Material provided »
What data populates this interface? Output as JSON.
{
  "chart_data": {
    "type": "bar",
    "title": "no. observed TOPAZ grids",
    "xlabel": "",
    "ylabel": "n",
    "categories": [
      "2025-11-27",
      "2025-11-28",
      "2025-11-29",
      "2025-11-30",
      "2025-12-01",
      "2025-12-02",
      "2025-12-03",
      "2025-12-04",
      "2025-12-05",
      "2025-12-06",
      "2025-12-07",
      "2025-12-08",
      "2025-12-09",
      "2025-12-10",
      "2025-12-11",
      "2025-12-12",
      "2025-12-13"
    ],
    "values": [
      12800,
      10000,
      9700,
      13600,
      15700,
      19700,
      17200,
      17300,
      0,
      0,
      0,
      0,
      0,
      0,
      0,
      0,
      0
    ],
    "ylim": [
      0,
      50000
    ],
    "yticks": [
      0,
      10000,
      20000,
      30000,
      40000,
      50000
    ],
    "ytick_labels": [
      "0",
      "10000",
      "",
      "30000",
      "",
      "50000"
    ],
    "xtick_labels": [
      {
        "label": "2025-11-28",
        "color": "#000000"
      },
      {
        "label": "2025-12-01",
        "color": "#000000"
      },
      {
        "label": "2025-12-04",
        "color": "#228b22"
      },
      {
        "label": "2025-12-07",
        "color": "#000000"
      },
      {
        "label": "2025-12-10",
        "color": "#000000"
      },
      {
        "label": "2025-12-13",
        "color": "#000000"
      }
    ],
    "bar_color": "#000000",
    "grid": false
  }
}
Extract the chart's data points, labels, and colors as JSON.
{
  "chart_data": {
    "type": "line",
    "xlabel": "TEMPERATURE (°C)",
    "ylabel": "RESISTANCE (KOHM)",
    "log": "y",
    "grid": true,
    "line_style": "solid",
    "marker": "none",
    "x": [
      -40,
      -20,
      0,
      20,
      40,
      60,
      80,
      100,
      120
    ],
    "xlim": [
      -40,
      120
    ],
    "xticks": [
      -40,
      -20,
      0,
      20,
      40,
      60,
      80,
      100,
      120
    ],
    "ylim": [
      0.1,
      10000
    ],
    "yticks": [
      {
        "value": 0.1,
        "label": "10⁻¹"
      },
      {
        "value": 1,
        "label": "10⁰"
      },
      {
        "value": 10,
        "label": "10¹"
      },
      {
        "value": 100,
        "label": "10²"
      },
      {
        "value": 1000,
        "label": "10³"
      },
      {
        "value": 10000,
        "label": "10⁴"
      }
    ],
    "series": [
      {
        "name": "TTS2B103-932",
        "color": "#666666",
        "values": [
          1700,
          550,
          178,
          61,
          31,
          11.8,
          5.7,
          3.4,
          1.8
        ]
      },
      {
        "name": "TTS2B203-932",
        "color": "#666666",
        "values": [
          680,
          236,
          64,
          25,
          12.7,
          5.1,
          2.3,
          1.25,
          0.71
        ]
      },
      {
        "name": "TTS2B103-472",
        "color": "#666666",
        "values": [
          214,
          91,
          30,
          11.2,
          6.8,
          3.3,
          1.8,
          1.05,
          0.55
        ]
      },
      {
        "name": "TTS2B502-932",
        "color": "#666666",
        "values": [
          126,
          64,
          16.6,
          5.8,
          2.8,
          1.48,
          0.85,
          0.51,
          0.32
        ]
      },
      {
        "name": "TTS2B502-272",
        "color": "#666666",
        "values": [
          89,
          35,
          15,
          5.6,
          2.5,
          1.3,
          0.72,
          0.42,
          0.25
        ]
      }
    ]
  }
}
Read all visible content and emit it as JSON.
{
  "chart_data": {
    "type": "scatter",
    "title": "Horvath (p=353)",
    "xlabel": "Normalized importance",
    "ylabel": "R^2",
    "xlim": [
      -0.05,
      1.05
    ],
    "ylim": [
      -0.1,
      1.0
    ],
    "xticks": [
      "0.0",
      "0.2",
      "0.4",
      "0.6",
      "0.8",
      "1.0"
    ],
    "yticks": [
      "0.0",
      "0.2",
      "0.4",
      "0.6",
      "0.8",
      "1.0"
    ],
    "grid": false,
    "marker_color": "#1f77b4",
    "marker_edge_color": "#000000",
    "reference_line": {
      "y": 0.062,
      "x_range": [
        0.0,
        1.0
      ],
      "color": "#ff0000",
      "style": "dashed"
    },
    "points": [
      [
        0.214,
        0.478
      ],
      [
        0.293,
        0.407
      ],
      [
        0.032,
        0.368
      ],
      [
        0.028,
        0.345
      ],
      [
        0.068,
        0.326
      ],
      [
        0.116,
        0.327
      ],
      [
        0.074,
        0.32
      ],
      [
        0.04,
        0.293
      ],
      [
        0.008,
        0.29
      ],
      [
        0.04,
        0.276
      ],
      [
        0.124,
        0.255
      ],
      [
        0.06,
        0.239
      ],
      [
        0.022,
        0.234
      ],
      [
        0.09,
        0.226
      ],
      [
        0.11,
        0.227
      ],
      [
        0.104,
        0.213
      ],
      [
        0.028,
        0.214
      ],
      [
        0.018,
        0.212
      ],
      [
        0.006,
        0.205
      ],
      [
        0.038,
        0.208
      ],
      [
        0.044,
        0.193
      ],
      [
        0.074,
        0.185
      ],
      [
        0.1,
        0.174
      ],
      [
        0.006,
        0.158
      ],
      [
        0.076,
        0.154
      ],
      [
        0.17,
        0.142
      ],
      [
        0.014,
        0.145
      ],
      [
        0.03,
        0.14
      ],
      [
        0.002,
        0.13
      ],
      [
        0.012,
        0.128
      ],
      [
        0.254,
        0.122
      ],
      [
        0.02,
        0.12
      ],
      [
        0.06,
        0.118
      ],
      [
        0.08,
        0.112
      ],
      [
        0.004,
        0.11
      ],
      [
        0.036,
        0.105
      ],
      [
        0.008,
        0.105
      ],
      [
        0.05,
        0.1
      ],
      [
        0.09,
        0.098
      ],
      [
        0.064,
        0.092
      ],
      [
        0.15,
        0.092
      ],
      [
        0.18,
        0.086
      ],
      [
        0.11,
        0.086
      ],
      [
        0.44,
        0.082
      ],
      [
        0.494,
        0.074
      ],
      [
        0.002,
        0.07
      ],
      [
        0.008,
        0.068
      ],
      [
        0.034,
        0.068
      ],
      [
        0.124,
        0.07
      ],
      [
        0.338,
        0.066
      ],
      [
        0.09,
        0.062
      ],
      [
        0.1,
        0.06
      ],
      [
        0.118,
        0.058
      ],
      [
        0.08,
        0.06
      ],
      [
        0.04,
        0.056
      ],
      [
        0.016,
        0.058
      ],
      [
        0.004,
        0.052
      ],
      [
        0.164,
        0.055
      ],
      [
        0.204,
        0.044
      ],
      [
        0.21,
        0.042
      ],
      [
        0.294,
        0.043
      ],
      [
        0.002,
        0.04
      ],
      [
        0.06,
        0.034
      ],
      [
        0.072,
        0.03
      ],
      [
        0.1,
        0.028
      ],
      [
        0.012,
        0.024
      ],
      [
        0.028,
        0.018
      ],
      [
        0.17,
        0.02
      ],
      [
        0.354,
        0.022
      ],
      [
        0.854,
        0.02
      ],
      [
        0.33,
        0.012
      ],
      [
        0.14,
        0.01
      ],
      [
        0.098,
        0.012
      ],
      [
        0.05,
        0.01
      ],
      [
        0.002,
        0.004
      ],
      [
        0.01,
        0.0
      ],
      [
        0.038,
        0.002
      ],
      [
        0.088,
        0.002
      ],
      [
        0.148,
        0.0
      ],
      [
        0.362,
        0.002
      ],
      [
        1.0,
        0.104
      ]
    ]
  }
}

Given problem » Select the lines that carry the string "points" and copy them.

Complete answer »
Extract the chart's data points, labels, and colors as JSON.
    "points": [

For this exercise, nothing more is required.